> _What you have to do_
For each record, copy the text exactly and omit any picture it holds.

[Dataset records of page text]
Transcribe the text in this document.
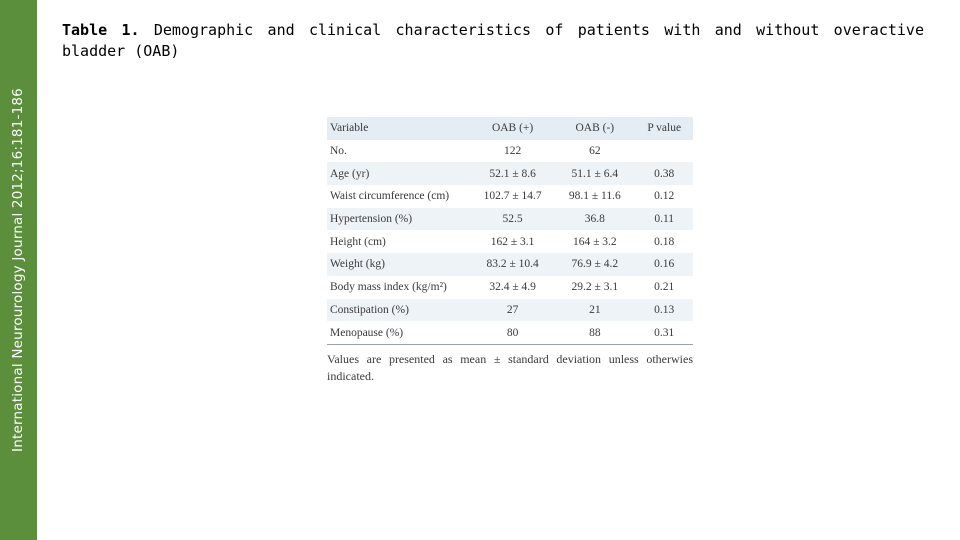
International Neurourology Journal 2012;16:181-186
Table 1. Demographic and clinical characteristics of patients with and without overactive bladder (OAB)
Variable	OAB (+)	OAB (-)	P value
No.	122	62	
Age (yr)	52.1 ± 8.6	51.1 ± 6.4	0.38
Waist circumference (cm)	102.7 ± 14.7	98.1 ± 11.6	0.12
Hypertension (%)	52.5	36.8	0.11
Height (cm)	162 ± 3.1	164 ± 3.2	0.18
Weight (kg)	83.2 ± 10.4	76.9 ± 4.2	0.16
Body mass index (kg/m²)	32.4 ± 4.9	29.2 ± 3.1	0.21
Constipation (%)	27	21	0.13
Menopause (%)	80	88	0.31
Values are presented as mean ± standard deviation unless otherwies indicated.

> _Final answer_
Transcribe the text in this document.
International Neurourology Journal 2012;16:181-186
Table 1. Demographic and clinical characteristics of patients with and without overactive bladder (OAB)
Variable	OAB (+)	OAB (-)	P value
No.	122	62	
Age (yr)	52.1 ± 8.6	51.1 ± 6.4	0.38
Waist circumference (cm)	102.7 ± 14.7	98.1 ± 11.6	0.12
Hypertension (%)	52.5	36.8	0.11
Height (cm)	162 ± 3.1	164 ± 3.2	0.18
Weight (kg)	83.2 ± 10.4	76.9 ± 4.2	0.16
Body mass index (kg/m²)	32.4 ± 4.9	29.2 ± 3.1	0.21
Constipation (%)	27	21	0.13
Menopause (%)	80	88	0.31
Values are presented as mean ± standard deviation unless otherwies indicated.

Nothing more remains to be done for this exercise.